INSTRUCTIONS FOR THE TASK. Pick out each line containing the string "tranzakciós".

DATA PROVIDED.
-=-=-
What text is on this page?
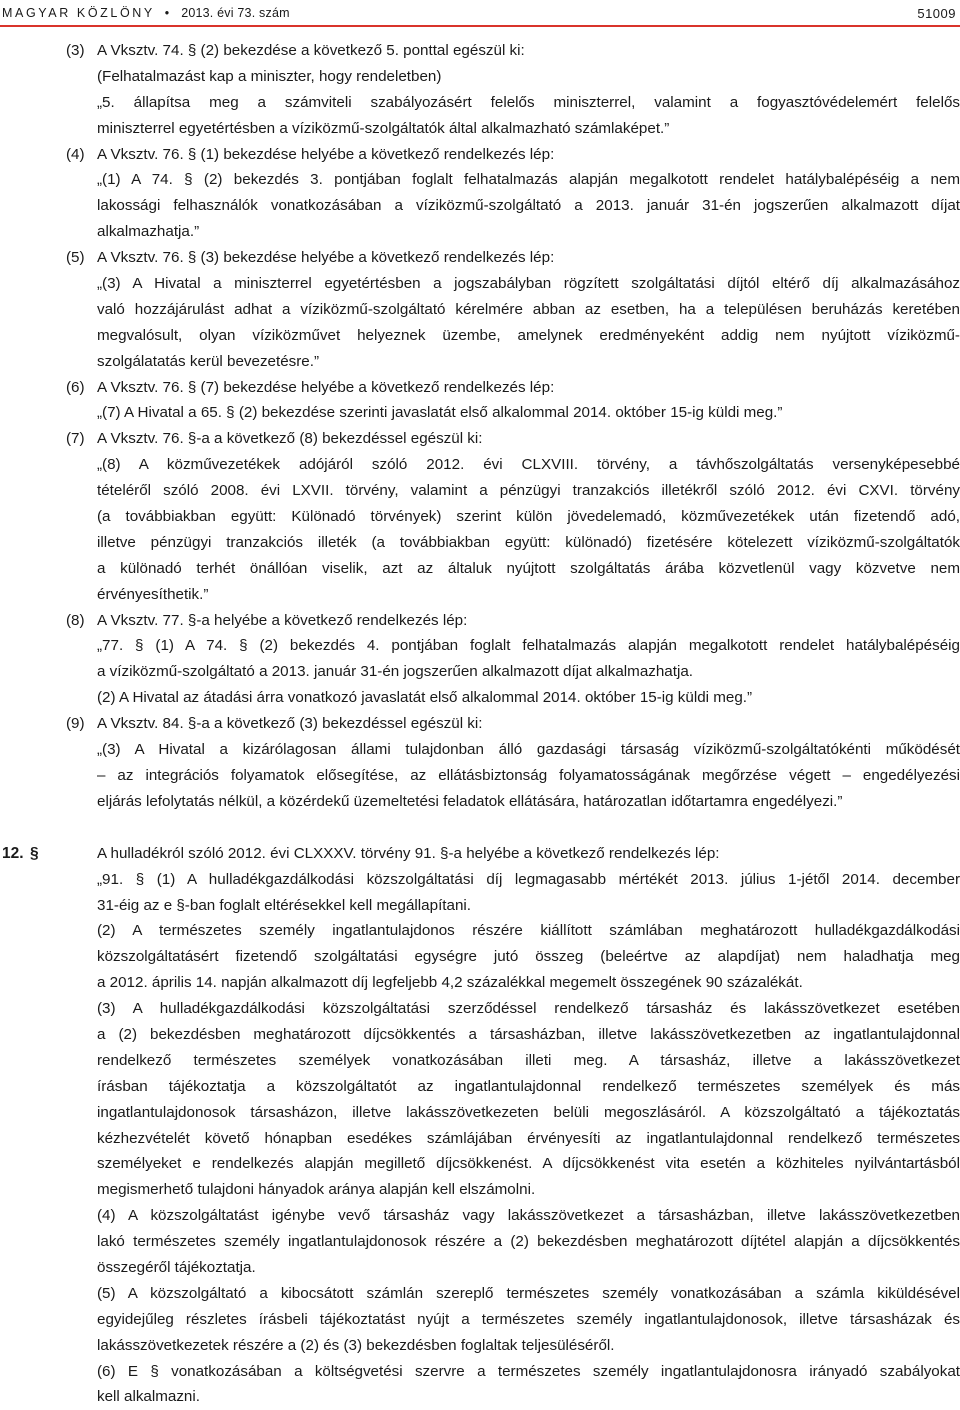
MAGYAR KÖZLÖNY • 2013. évi 73. szám	51009
(3) A Vksztv. 74. § (2) bekezdése a következő 5. ponttal egészül ki:
(Felhatalmazást kap a miniszter, hogy rendeletben)
„5. állapítsa meg a számviteli szabályozásért felelős miniszterrel, valamint a fogyasztóvédelemért felelős
miniszterrel egyetértésben a víziközmű-szolgáltatók által alkalmazható számlaképet.”
(4) A Vksztv. 76. § (1) bekezdése helyébe a következő rendelkezés lép:
„(1) A 74. § (2) bekezdés 3. pontjában foglalt felhatalmazás alapján megalkotott rendelet hatálybalépéséig a nem
lakossági felhasználók vonatkozásában a víziközmű-szolgáltató a 2013. január 31-én jogszerűen alkalmazott díjat
alkalmazhatja.”
(5) A Vksztv. 76. § (3) bekezdése helyébe a következő rendelkezés lép:
„(3) A Hivatal a miniszterrel egyetértésben a jogszabályban rögzített szolgáltatási díjtól eltérő díj alkalmazásához
való hozzájárulást adhat a víziközmű-szolgáltató kérelmére abban az esetben, ha a településen beruházás keretében
megvalósult, olyan víziközművet helyeznek üzembe, amelynek eredményeként addig nem nyújtott víziközmű-
szolgálatatás kerül bevezetésre.”
(6) A Vksztv. 76. § (7) bekezdése helyébe a következő rendelkezés lép:
„(7) A Hivatal a 65. § (2) bekezdése szerinti javaslatát első alkalommal 2014. október 15-ig küldi meg.”
(7) A Vksztv. 76. §-a a következő (8) bekezdéssel egészül ki:
„(8) A közművezetékek adójáról szóló 2012. évi CLXVIII. törvény, a távhőszolgáltatás versenyképesebbé
tételéről szóló 2008. évi LXVII. törvény, valamint a pénzügyi tranzakciós illetékről szóló 2012. évi CXVI. törvény
(a továbbiakban együtt: Különadó törvények) szerint külön jövedelemadó, közművezetékek után fizetendő adó,
illetve pénzügyi tranzakciós illeték (a továbbiakban együtt: különadó) fizetésére kötelezett víziközmű-szolgáltatók
a különadó terhét önállóan viselik, azt az általuk nyújtott szolgáltatás árába közvetlenül vagy közvetve nem
érvényesíthetik.”
(8) A Vksztv. 77. §-a helyébe a következő rendelkezés lép:
„77. § (1) A 74. § (2) bekezdés 4. pontjában foglalt felhatalmazás alapján megalkotott rendelet hatálybalépéséig
a víziközmű-szolgáltató a 2013. január 31-én jogszerűen alkalmazott díjat alkalmazhatja.
(2) A Hivatal az átadási árra vonatkozó javaslatát első alkalommal 2014. október 15-ig küldi meg.”
(9) A Vksztv. 84. §-a a következő (3) bekezdéssel egészül ki:
„(3) A Hivatal a kizárólagosan állami tulajdonban álló gazdasági társaság víziközmű-szolgáltatókénti működését
– az integrációs folyamatok elősegítése, az ellátásbiztonság folyamatosságának megőrzése végett – engedélyezési
eljárás lefolytatás nélkül, a közérdekű üzemeltetési feladatok ellátására, határozatlan időtartamra engedélyezi.”
12. §	A hulladékról szóló 2012. évi CLXXXV. törvény 91. §-a helyébe a következő rendelkezés lép:
„91. § (1) A hulladékgazdálkodási közszolgáltatási díj legmagasabb mértékét 2013. július 1-jétől 2014. december
31-éig az e §-ban foglalt eltérésekkel kell megállapítani.
(2) A természetes személy ingatlantulajdonos részére kiállított számlában meghatározott hulladékgazdálkodási
közszolgáltatásért fizetendő szolgáltatási egységre jutó összeg (beleértve az alapdíjat) nem haladhatja meg
a 2012. április 14. napján alkalmazott díj legfeljebb 4,2 százalékkal megemelt összegének 90 százalékát.
(3) A hulladékgazdálkodási közszolgáltatási szerződéssel rendelkező társasház és lakásszövetkezet esetében
a (2) bekezdésben meghatározott díjcsökkentés a társasházban, illetve lakásszövetkezetben az ingatlantulajdonnal
rendelkező természetes személyek vonatkozásában illeti meg. A társasház, illetve a lakásszövetkezet
írásban tájékoztatja a közszolgáltatót az ingatlantulajdonnal rendelkező természetes személyek és más
ingatlantulajdonosok társasházon, illetve lakásszövetkezeten belüli megoszlásáról. A közszolgáltató a tájékoztatás
kézhezvételét követő hónapban esedékes számlájában érvényesíti az ingatlantulajdonnal rendelkező természetes
személyeket e rendelkezés alapján megillető díjcsökkenést. A díjcsökkenést vita esetén a közhiteles nyilvántartásból
megismerhető tulajdoni hányadok aránya alapján kell elszámolni.
(4) A közszolgáltatást igénybe vevő társasház vagy lakásszövetkezet a társasházban, illetve lakásszövetkezetben
lakó természetes személy ingatlantulajdonosok részére a (2) bekezdésben meghatározott díjtétel alapján a díjcsökkentés
összegéről tájékoztatja.
(5) A közszolgáltató a kibocsátott számlán szereplő természetes személy vonatkozásában a számla kiküldésével
egyidejűleg részletes írásbeli tájékoztatást nyújt a természetes személy ingatlantulajdonosok, illetve társasházak és
lakásszövetkezetek részére a (2) és (3) bekezdésben foglaltak teljesüléséről.
(6) E § vonatkozásában a költségvetési szervre a természetes személy ingatlantulajdonosra irányadó szabályokat
kell alkalmazni.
-=-=-
EXERCISE RESULT.
tételéről szóló 2008. évi LXVII. törvény, valamint a pénzügyi tranzakciós illetékről szóló 2012. évi CXVI. törvény
illetve pénzügyi tranzakciós illeték (a továbbiakban együtt: különadó) fizetésére kötelezett víziközmű-szolgáltatók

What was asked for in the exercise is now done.